Excerpt from a dataset
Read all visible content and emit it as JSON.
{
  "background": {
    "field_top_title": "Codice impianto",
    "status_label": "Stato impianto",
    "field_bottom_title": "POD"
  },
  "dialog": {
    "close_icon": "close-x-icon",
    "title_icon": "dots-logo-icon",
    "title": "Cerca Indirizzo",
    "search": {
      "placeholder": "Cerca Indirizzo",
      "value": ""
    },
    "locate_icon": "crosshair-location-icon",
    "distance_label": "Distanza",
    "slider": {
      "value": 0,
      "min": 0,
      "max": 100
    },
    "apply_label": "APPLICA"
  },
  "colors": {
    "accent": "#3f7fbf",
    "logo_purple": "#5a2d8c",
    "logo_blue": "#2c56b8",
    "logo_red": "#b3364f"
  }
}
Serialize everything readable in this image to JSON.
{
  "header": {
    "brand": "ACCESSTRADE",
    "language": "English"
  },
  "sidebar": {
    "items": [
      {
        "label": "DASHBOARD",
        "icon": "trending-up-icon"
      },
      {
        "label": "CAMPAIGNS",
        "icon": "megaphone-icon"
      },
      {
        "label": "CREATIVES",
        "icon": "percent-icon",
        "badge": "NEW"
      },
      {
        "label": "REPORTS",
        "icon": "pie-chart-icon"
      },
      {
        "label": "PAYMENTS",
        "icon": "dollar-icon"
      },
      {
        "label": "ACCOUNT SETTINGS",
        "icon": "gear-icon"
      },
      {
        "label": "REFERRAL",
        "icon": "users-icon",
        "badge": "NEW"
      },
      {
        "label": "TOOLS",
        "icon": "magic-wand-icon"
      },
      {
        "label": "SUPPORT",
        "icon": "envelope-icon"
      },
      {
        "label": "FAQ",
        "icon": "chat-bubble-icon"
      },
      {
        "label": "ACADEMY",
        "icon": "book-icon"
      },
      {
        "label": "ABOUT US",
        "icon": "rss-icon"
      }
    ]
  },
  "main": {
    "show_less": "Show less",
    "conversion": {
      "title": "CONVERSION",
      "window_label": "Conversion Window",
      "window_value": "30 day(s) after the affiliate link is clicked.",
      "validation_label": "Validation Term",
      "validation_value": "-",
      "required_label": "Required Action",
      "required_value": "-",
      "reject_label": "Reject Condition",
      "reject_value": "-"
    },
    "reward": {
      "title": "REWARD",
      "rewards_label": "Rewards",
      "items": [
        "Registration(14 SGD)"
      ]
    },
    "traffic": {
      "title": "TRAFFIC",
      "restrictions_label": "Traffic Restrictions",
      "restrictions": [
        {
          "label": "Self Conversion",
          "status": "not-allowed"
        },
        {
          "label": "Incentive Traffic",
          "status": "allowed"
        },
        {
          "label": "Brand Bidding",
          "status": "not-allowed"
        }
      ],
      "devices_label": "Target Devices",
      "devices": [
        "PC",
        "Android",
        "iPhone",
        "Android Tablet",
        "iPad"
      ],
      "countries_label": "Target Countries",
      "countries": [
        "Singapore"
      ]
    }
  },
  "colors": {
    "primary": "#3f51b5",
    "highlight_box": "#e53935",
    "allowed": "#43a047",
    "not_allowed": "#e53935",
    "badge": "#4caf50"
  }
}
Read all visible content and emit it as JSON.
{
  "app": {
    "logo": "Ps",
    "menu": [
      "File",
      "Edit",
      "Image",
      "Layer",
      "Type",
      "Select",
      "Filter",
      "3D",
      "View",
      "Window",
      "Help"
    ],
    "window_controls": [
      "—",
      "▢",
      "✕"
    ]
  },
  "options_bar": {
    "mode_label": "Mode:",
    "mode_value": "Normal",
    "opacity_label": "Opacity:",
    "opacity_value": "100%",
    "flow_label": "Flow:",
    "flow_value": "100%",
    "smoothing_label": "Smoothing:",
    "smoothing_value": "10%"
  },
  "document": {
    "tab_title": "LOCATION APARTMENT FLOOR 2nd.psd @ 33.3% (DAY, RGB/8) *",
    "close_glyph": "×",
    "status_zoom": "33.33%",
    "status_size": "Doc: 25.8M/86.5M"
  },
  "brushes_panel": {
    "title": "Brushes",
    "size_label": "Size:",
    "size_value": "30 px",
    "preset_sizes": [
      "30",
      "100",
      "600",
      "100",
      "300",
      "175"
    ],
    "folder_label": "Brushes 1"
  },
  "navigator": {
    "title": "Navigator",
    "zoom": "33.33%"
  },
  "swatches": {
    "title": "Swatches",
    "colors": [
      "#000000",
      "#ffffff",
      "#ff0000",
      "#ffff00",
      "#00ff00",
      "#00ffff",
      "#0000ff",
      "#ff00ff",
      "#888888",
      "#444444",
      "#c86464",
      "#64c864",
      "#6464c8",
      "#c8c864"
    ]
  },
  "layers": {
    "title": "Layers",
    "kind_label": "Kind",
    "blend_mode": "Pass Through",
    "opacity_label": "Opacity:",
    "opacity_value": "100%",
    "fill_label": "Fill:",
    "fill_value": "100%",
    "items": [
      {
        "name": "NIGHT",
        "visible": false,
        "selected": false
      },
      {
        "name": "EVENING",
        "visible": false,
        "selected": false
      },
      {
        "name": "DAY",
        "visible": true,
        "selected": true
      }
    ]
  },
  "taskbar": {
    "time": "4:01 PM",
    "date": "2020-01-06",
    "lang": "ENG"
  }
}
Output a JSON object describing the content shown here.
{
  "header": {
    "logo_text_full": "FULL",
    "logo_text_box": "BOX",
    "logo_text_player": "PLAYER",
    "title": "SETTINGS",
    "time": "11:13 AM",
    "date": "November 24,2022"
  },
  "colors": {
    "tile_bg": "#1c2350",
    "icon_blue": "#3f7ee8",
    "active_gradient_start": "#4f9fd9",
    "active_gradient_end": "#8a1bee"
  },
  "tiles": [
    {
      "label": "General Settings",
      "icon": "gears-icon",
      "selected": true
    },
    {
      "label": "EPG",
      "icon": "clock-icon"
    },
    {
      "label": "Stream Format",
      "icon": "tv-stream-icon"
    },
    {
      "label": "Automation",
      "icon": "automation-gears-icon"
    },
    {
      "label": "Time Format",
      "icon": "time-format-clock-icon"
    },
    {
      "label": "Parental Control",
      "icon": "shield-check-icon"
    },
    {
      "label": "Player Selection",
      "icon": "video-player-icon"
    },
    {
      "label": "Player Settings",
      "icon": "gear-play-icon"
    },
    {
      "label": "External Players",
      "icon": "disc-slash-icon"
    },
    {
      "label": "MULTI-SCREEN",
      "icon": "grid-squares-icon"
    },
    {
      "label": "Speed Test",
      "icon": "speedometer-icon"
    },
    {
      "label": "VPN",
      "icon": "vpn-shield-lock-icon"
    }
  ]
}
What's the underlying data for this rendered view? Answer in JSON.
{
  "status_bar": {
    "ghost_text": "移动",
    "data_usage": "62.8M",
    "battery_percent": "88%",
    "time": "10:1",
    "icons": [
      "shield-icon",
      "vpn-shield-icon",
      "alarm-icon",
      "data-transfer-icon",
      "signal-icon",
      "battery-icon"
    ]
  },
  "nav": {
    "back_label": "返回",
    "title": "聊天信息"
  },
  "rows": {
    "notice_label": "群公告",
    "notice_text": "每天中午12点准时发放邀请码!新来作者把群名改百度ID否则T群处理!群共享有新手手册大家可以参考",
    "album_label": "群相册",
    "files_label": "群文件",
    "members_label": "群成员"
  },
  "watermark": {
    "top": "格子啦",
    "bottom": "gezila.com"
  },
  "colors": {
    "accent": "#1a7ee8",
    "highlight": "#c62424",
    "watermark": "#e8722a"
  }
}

● **What is required**:
Give back the whole listing, word for word.

● **Reply to the task**:
Read all visible content and emit it as JSON.
{
  "background": {
    "field_top_title": "Codice impianto",
    "status_label": "Stato impianto",
    "field_bottom_title": "POD"
  },
  "dialog": {
    "close_icon": "close-x-icon",
    "title_icon": "dots-logo-icon",
    "title": "Cerca Indirizzo",
    "search": {
      "placeholder": "Cerca Indirizzo",
      "value": ""
    },
    "locate_icon": "crosshair-location-icon",
    "distance_label": "Distanza",
    "slider": {
      "value": 0,
      "min": 0,
      "max": 100
    },
    "apply_label": "APPLICA"
  },
  "colors": {
    "accent": "#3f7fbf",
    "logo_purple": "#5a2d8c",
    "logo_blue": "#2c56b8",
    "logo_red": "#b3364f"
  }
}
Serialize everything readable in this image to JSON.
{
  "header": {
    "brand": "ACCESSTRADE",
    "language": "English"
  },
  "sidebar": {
    "items": [
      {
        "label": "DASHBOARD",
        "icon": "trending-up-icon"
      },
      {
        "label": "CAMPAIGNS",
        "icon": "megaphone-icon"
      },
      {
        "label": "CREATIVES",
        "icon": "percent-icon",
        "badge": "NEW"
      },
      {
        "label": "REPORTS",
        "icon": "pie-chart-icon"
      },
      {
        "label": "PAYMENTS",
        "icon": "dollar-icon"
      },
      {
        "label": "ACCOUNT SETTINGS",
        "icon": "gear-icon"
      },
      {
        "label": "REFERRAL",
        "icon": "users-icon",
        "badge": "NEW"
      },
      {
        "label": "TOOLS",
        "icon": "magic-wand-icon"
      },
      {
        "label": "SUPPORT",
        "icon": "envelope-icon"
      },
      {
        "label": "FAQ",
        "icon": "chat-bubble-icon"
      },
      {
        "label": "ACADEMY",
        "icon": "book-icon"
      },
      {
        "label": "ABOUT US",
        "icon": "rss-icon"
      }
    ]
  },
  "main": {
    "show_less": "Show less",
    "conversion": {
      "title": "CONVERSION",
      "window_label": "Conversion Window",
      "window_value": "30 day(s) after the affiliate link is clicked.",
      "validation_label": "Validation Term",
      "validation_value": "-",
      "required_label": "Required Action",
      "required_value": "-",
      "reject_label": "Reject Condition",
      "reject_value": "-"
    },
    "reward": {
      "title": "REWARD",
      "rewards_label": "Rewards",
      "items": [
        "Registration(14 SGD)"
      ]
    },
    "traffic": {
      "title": "TRAFFIC",
      "restrictions_label": "Traffic Restrictions",
      "restrictions": [
        {
          "label": "Self Conversion",
          "status": "not-allowed"
        },
        {
          "label": "Incentive Traffic",
          "status": "allowed"
        },
        {
          "label": "Brand Bidding",
          "status": "not-allowed"
        }
      ],
      "devices_label": "Target Devices",
      "devices": [
        "PC",
        "Android",
        "iPhone",
        "Android Tablet",
        "iPad"
      ],
      "countries_label": "Target Countries",
      "countries": [
        "Singapore"
      ]
    }
  },
  "colors": {
    "primary": "#3f51b5",
    "highlight_box": "#e53935",
    "allowed": "#43a047",
    "not_allowed": "#e53935",
    "badge": "#4caf50"
  }
}
Read all visible content and emit it as JSON.
{
  "app": {
    "logo": "Ps",
    "menu": [
      "File",
      "Edit",
      "Image",
      "Layer",
      "Type",
      "Select",
      "Filter",
      "3D",
      "View",
      "Window",
      "Help"
    ],
    "window_controls": [
      "—",
      "▢",
      "✕"
    ]
  },
  "options_bar": {
    "mode_label": "Mode:",
    "mode_value": "Normal",
    "opacity_label": "Opacity:",
    "opacity_value": "100%",
    "flow_label": "Flow:",
    "flow_value": "100%",
    "smoothing_label": "Smoothing:",
    "smoothing_value": "10%"
  },
  "document": {
    "tab_title": "LOCATION APARTMENT FLOOR 2nd.psd @ 33.3% (DAY, RGB/8) *",
    "close_glyph": "×",
    "status_zoom": "33.33%",
    "status_size": "Doc: 25.8M/86.5M"
  },
  "brushes_panel": {
    "title": "Brushes",
    "size_label": "Size:",
    "size_value": "30 px",
    "preset_sizes": [
      "30",
      "100",
      "600",
      "100",
      "300",
      "175"
    ],
    "folder_label": "Brushes 1"
  },
  "navigator": {
    "title": "Navigator",
    "zoom": "33.33%"
  },
  "swatches": {
    "title": "Swatches",
    "colors": [
      "#000000",
      "#ffffff",
      "#ff0000",
      "#ffff00",
      "#00ff00",
      "#00ffff",
      "#0000ff",
      "#ff00ff",
      "#888888",
      "#444444",
      "#c86464",
      "#64c864",
      "#6464c8",
      "#c8c864"
    ]
  },
  "layers": {
    "title": "Layers",
    "kind_label": "Kind",
    "blend_mode": "Pass Through",
    "opacity_label": "Opacity:",
    "opacity_value": "100%",
    "fill_label": "Fill:",
    "fill_value": "100%",
    "items": [
      {
        "name": "NIGHT",
        "visible": false,
        "selected": false
      },
      {
        "name": "EVENING",
        "visible": false,
        "selected": false
      },
      {
        "name": "DAY",
        "visible": true,
        "selected": true
      }
    ]
  },
  "taskbar": {
    "time": "4:01 PM",
    "date": "2020-01-06",
    "lang": "ENG"
  }
}
Output a JSON object describing the content shown here.
{
  "header": {
    "logo_text_full": "FULL",
    "logo_text_box": "BOX",
    "logo_text_player": "PLAYER",
    "title": "SETTINGS",
    "time": "11:13 AM",
    "date": "November 24,2022"
  },
  "colors": {
    "tile_bg": "#1c2350",
    "icon_blue": "#3f7ee8",
    "active_gradient_start": "#4f9fd9",
    "active_gradient_end": "#8a1bee"
  },
  "tiles": [
    {
      "label": "General Settings",
      "icon": "gears-icon",
      "selected": true
    },
    {
      "label": "EPG",
      "icon": "clock-icon"
    },
    {
      "label": "Stream Format",
      "icon": "tv-stream-icon"
    },
    {
      "label": "Automation",
      "icon": "automation-gears-icon"
    },
    {
      "label": "Time Format",
      "icon": "time-format-clock-icon"
    },
    {
      "label": "Parental Control",
      "icon": "shield-check-icon"
    },
    {
      "label": "Player Selection",
      "icon": "video-player-icon"
    },
    {
      "label": "Player Settings",
      "icon": "gear-play-icon"
    },
    {
      "label": "External Players",
      "icon": "disc-slash-icon"
    },
    {
      "label": "MULTI-SCREEN",
      "icon": "grid-squares-icon"
    },
    {
      "label": "Speed Test",
      "icon": "speedometer-icon"
    },
    {
      "label": "VPN",
      "icon": "vpn-shield-lock-icon"
    }
  ]
}
What's the underlying data for this rendered view? Answer in JSON.
{
  "status_bar": {
    "ghost_text": "移动",
    "data_usage": "62.8M",
    "battery_percent": "88%",
    "time": "10:1",
    "icons": [
      "shield-icon",
      "vpn-shield-icon",
      "alarm-icon",
      "data-transfer-icon",
      "signal-icon",
      "battery-icon"
    ]
  },
  "nav": {
    "back_label": "返回",
    "title": "聊天信息"
  },
  "rows": {
    "notice_label": "群公告",
    "notice_text": "每天中午12点准时发放邀请码!新来作者把群名改百度ID否则T群处理!群共享有新手手册大家可以参考",
    "album_label": "群相册",
    "files_label": "群文件",
    "members_label": "群成员"
  },
  "watermark": {
    "top": "格子啦",
    "bottom": "gezila.com"
  },
  "colors": {
    "accent": "#1a7ee8",
    "highlight": "#c62424",
    "watermark": "#e8722a"
  }
}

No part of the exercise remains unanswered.